* SHORT PROBLEM: Look through the records that follow. Copy every line containing the word "таблицу".

* DATA PROVIDED:
-- Start --

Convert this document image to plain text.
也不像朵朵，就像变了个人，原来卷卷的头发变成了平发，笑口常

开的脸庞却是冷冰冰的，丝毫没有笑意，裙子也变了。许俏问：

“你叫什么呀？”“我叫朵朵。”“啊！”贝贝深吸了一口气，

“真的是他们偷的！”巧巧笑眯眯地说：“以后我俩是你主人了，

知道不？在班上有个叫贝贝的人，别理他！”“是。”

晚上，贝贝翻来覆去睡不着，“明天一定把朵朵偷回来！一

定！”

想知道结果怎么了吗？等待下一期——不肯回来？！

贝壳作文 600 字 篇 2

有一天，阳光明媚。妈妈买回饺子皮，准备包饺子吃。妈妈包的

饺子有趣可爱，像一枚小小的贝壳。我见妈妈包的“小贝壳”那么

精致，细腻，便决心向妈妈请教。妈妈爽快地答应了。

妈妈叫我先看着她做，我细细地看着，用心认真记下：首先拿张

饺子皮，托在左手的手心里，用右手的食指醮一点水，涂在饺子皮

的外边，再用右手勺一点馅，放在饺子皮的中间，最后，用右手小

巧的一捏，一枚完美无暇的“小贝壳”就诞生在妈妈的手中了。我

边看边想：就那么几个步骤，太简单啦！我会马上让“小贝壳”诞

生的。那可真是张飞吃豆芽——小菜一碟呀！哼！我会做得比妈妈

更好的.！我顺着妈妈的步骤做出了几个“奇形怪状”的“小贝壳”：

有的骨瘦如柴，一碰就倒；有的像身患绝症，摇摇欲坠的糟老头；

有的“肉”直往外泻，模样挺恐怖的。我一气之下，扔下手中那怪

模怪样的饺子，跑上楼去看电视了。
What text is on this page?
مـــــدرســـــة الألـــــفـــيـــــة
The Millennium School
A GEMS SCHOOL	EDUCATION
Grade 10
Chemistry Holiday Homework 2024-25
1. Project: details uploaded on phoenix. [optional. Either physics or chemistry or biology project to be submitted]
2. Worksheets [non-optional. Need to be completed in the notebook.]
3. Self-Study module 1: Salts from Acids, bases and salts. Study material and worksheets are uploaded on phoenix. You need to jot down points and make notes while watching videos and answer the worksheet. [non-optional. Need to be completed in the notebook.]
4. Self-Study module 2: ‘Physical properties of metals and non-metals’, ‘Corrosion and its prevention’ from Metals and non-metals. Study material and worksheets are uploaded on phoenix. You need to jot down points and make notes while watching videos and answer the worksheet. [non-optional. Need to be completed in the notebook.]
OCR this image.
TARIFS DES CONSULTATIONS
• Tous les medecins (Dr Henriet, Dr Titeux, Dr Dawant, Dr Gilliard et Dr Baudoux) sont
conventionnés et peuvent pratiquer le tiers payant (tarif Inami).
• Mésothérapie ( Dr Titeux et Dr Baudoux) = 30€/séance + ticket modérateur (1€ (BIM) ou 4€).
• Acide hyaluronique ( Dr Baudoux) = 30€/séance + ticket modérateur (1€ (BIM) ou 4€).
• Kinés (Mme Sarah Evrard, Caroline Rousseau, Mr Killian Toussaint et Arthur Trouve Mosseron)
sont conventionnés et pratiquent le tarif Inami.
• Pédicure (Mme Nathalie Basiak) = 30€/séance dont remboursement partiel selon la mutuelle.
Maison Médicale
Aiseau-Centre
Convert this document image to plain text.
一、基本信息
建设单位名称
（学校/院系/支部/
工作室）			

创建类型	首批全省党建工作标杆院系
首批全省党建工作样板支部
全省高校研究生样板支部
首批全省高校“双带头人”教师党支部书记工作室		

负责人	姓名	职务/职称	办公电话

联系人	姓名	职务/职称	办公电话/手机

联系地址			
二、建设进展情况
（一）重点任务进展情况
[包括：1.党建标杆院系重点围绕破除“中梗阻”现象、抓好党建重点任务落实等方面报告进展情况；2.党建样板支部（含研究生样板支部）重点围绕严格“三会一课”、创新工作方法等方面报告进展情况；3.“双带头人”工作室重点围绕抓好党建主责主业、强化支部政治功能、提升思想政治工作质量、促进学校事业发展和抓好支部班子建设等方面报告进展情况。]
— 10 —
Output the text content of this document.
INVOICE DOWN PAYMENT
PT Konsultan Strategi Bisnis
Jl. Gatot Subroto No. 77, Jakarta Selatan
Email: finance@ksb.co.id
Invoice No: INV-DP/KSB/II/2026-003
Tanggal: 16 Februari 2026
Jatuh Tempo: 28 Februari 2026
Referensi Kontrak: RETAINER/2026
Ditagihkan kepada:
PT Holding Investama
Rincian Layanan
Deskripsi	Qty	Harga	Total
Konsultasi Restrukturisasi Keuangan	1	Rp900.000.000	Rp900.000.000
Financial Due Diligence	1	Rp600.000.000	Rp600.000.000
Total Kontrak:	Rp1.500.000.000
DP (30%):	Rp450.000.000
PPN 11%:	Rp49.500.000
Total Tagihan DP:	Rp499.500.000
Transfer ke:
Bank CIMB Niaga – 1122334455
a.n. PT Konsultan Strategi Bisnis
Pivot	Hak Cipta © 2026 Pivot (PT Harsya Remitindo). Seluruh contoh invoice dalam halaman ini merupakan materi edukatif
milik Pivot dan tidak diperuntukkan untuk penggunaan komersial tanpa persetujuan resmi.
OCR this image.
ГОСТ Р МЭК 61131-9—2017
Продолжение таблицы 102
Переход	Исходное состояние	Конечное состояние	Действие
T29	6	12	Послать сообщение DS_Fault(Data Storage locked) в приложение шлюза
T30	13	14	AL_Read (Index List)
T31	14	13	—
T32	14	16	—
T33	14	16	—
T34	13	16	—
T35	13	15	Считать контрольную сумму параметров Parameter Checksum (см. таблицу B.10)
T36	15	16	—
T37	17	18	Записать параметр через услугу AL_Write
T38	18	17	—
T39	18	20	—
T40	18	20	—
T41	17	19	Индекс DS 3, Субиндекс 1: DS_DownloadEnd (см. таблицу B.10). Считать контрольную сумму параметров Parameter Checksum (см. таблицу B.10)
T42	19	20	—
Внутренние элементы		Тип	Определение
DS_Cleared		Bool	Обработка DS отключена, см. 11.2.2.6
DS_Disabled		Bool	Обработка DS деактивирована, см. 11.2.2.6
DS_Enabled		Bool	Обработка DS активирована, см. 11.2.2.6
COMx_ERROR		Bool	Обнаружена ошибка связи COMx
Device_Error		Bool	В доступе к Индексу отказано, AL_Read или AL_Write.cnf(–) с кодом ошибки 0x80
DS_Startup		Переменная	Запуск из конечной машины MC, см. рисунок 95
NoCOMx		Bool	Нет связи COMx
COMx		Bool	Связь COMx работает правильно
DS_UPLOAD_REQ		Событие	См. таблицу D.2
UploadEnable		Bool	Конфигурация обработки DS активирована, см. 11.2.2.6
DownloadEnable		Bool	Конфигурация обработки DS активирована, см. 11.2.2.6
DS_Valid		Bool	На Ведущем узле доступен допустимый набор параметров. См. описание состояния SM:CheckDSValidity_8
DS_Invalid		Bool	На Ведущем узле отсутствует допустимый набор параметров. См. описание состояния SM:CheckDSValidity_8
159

-- End --

* RESULT OF THIS TASK:
T35	13	15	Считать контрольную сумму параметров Parameter Checksum (см. таблицу B.10)
T41	17	19	Индекс DS 3, Субиндекс 1: DS_DownloadEnd (см. таблицу B.10). Считать контрольную сумму параметров Parameter Checksum (см. таблицу B.10)
DS_UPLOAD_REQ		Событие	См. таблицу D.2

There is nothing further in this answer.